═══ Working data

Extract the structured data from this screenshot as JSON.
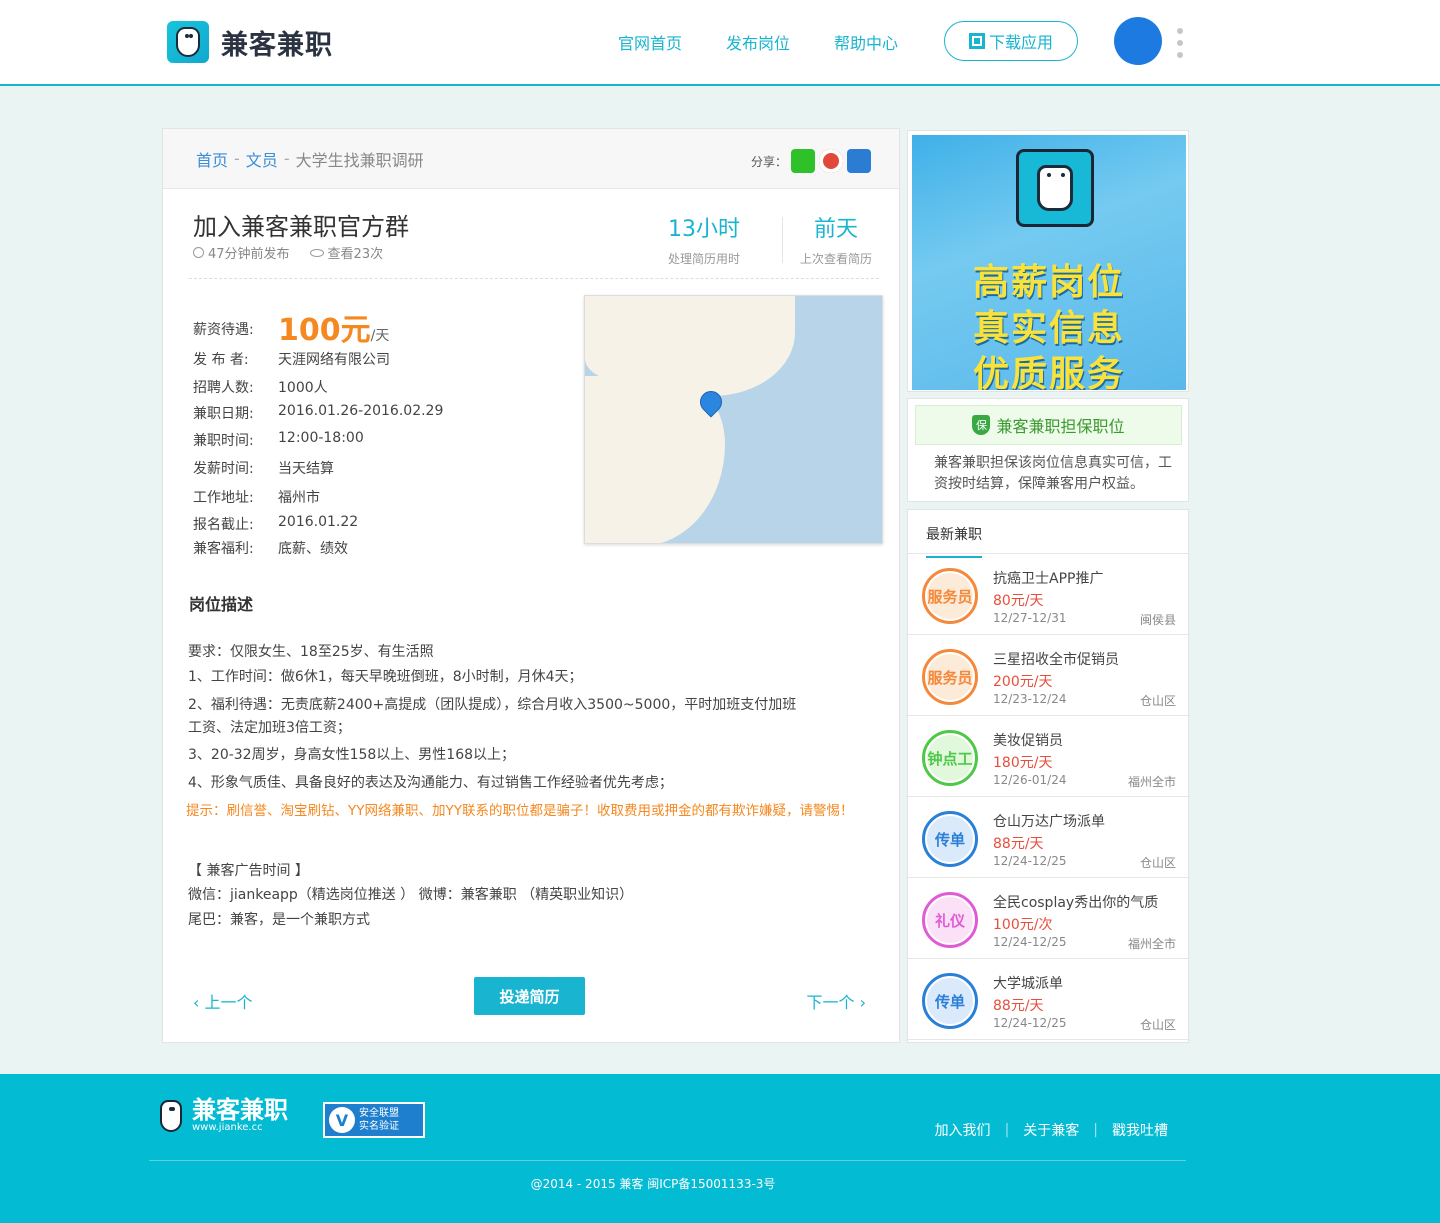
{
  "header": {
    "brand": "兼客兼职",
    "nav": [
      "官网首页",
      "发布岗位",
      "帮助中心"
    ],
    "download_label": "下载应用"
  },
  "breadcrumb": {
    "home": "首页",
    "sep": "-",
    "category": "文员",
    "current": "大学生找兼职调研"
  },
  "share": {
    "label": "分享："
  },
  "job": {
    "title": "加入兼客兼职官方群",
    "posted": "47分钟前发布",
    "views": "查看23次",
    "stat1_value": "13小时",
    "stat1_label": "处理简历用时",
    "stat2_value": "前天",
    "stat2_label": "上次查看简历",
    "salary_label": "薪资待遇:",
    "salary_value": "100元",
    "salary_unit": "/天",
    "publisher_label": "发 布 者:",
    "publisher": "天涯网络有限公司",
    "headcount_label": "招聘人数:",
    "headcount": "1000人",
    "date_label": "兼职日期:",
    "date": "2016.01.26-2016.02.29",
    "time_label": "兼职时间:",
    "time": "12:00-18:00",
    "pay_label": "发薪时间:",
    "pay": "当天结算",
    "address_label": "工作地址:",
    "address": "福州市",
    "deadline_label": "报名截止:",
    "deadline": "2016.01.22",
    "welfare_label": "兼客福利:",
    "welfare": "底薪、绩效"
  },
  "description": {
    "heading": "岗位描述",
    "lines": [
      "要求：仅限女生、18至25岁、有生活照",
      "1、工作时间：做6休1，每天早晚班倒班，8小时制，月休4天；",
      "2、福利待遇：无责底薪2400+高提成（团队提成），综合月收入3500~5000，平时加班支付加班",
      "工资、法定加班3倍工资；",
      "3、20-32周岁，身高女性158以上、男性168以上；",
      "4、形象气质佳、具备良好的表达及沟通能力、有过销售工作经验者优先考虑；"
    ],
    "warning": "提示：刷信誉、淘宝刷钻、YY网络兼职、加YY联系的职位都是骗子！收取费用或押金的都有欺诈嫌疑，请警惕！",
    "ad_title": "【 兼客广告时间 】",
    "ad_line1": "微信：jiankeapp（精选岗位推送 ）  微博：兼客兼职  （精英职业知识）",
    "ad_line2": "尾巴：兼客，是一个兼职方式"
  },
  "actions": {
    "prev": "上一个",
    "submit": "投递简历",
    "next": "下一个"
  },
  "banner": {
    "line1": "高薪岗位",
    "line2": "真实信息",
    "line3": "优质服务"
  },
  "guarantee": {
    "icon_text": "保",
    "title": "兼客兼职担保职位",
    "text": "兼客兼职担保该岗位信息真实可信，工资按时结算，保障兼客用户权益。"
  },
  "latest": {
    "title": "最新兼职",
    "items": [
      {
        "badge": "服务员",
        "color": "#f5883a",
        "bg": "#fdebd9",
        "title": "抗癌卫士APP推广",
        "price": "80元/天",
        "date": "12/27-12/31",
        "loc": "闽侯县"
      },
      {
        "badge": "服务员",
        "color": "#f5883a",
        "bg": "#fdebd9",
        "title": "三星招收全市促销员",
        "price": "200元/天",
        "date": "12/23-12/24",
        "loc": "仓山区"
      },
      {
        "badge": "钟点工",
        "color": "#4fc84a",
        "bg": "#e2f8dd",
        "title": "美妆促销员",
        "price": "180元/天",
        "date": "12/26-01/24",
        "loc": "福州全市"
      },
      {
        "badge": "传单",
        "color": "#2a7fd8",
        "bg": "#dbeafb",
        "title": "仓山万达广场派单",
        "price": "88元/天",
        "date": "12/24-12/25",
        "loc": "仓山区"
      },
      {
        "badge": "礼仪",
        "color": "#e35ad6",
        "bg": "#fbe1f8",
        "title": "全民cosplay秀出你的气质",
        "price": "100元/次",
        "date": "12/24-12/25",
        "loc": "福州全市"
      },
      {
        "badge": "传单",
        "color": "#2a7fd8",
        "bg": "#dbeafb",
        "title": "大学城派单",
        "price": "88元/天",
        "date": "12/24-12/25",
        "loc": "仓山区"
      }
    ]
  },
  "footer": {
    "brand": "兼客兼职",
    "url": "www.jianke.cc",
    "cert_line1": "安全联盟",
    "cert_line2": "实名验证",
    "links": [
      "加入我们",
      "关于兼客",
      "戳我吐槽"
    ],
    "copyright": "@2014 - 2015  兼客  闽ICP备15001133-3号"
  }
}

══════

Repeat each entry above word for word, leaving every picture out.

- Exercise response
Extract the structured data from this screenshot as JSON.
{
  "header": {
    "brand": "兼客兼职",
    "nav": [
      "官网首页",
      "发布岗位",
      "帮助中心"
    ],
    "download_label": "下载应用"
  },
  "breadcrumb": {
    "home": "首页",
    "sep": "-",
    "category": "文员",
    "current": "大学生找兼职调研"
  },
  "share": {
    "label": "分享："
  },
  "job": {
    "title": "加入兼客兼职官方群",
    "posted": "47分钟前发布",
    "views": "查看23次",
    "stat1_value": "13小时",
    "stat1_label": "处理简历用时",
    "stat2_value": "前天",
    "stat2_label": "上次查看简历",
    "salary_label": "薪资待遇:",
    "salary_value": "100元",
    "salary_unit": "/天",
    "publisher_label": "发 布 者:",
    "publisher": "天涯网络有限公司",
    "headcount_label": "招聘人数:",
    "headcount": "1000人",
    "date_label": "兼职日期:",
    "date": "2016.01.26-2016.02.29",
    "time_label": "兼职时间:",
    "time": "12:00-18:00",
    "pay_label": "发薪时间:",
    "pay": "当天结算",
    "address_label": "工作地址:",
    "address": "福州市",
    "deadline_label": "报名截止:",
    "deadline": "2016.01.22",
    "welfare_label": "兼客福利:",
    "welfare": "底薪、绩效"
  },
  "description": {
    "heading": "岗位描述",
    "lines": [
      "要求：仅限女生、18至25岁、有生活照",
      "1、工作时间：做6休1，每天早晚班倒班，8小时制，月休4天；",
      "2、福利待遇：无责底薪2400+高提成（团队提成），综合月收入3500~5000，平时加班支付加班",
      "工资、法定加班3倍工资；",
      "3、20-32周岁，身高女性158以上、男性168以上；",
      "4、形象气质佳、具备良好的表达及沟通能力、有过销售工作经验者优先考虑；"
    ],
    "warning": "提示：刷信誉、淘宝刷钻、YY网络兼职、加YY联系的职位都是骗子！收取费用或押金的都有欺诈嫌疑，请警惕！",
    "ad_title": "【 兼客广告时间 】",
    "ad_line1": "微信：jiankeapp（精选岗位推送 ）  微博：兼客兼职  （精英职业知识）",
    "ad_line2": "尾巴：兼客，是一个兼职方式"
  },
  "actions": {
    "prev": "上一个",
    "submit": "投递简历",
    "next": "下一个"
  },
  "banner": {
    "line1": "高薪岗位",
    "line2": "真实信息",
    "line3": "优质服务"
  },
  "guarantee": {
    "icon_text": "保",
    "title": "兼客兼职担保职位",
    "text": "兼客兼职担保该岗位信息真实可信，工资按时结算，保障兼客用户权益。"
  },
  "latest": {
    "title": "最新兼职",
    "items": [
      {
        "badge": "服务员",
        "color": "#f5883a",
        "bg": "#fdebd9",
        "title": "抗癌卫士APP推广",
        "price": "80元/天",
        "date": "12/27-12/31",
        "loc": "闽侯县"
      },
      {
        "badge": "服务员",
        "color": "#f5883a",
        "bg": "#fdebd9",
        "title": "三星招收全市促销员",
        "price": "200元/天",
        "date": "12/23-12/24",
        "loc": "仓山区"
      },
      {
        "badge": "钟点工",
        "color": "#4fc84a",
        "bg": "#e2f8dd",
        "title": "美妆促销员",
        "price": "180元/天",
        "date": "12/26-01/24",
        "loc": "福州全市"
      },
      {
        "badge": "传单",
        "color": "#2a7fd8",
        "bg": "#dbeafb",
        "title": "仓山万达广场派单",
        "price": "88元/天",
        "date": "12/24-12/25",
        "loc": "仓山区"
      },
      {
        "badge": "礼仪",
        "color": "#e35ad6",
        "bg": "#fbe1f8",
        "title": "全民cosplay秀出你的气质",
        "price": "100元/次",
        "date": "12/24-12/25",
        "loc": "福州全市"
      },
      {
        "badge": "传单",
        "color": "#2a7fd8",
        "bg": "#dbeafb",
        "title": "大学城派单",
        "price": "88元/天",
        "date": "12/24-12/25",
        "loc": "仓山区"
      }
    ]
  },
  "footer": {
    "brand": "兼客兼职",
    "url": "www.jianke.cc",
    "cert_line1": "安全联盟",
    "cert_line2": "实名验证",
    "links": [
      "加入我们",
      "关于兼客",
      "戳我吐槽"
    ],
    "copyright": "@2014 - 2015  兼客  闽ICP备15001133-3号"
  }
}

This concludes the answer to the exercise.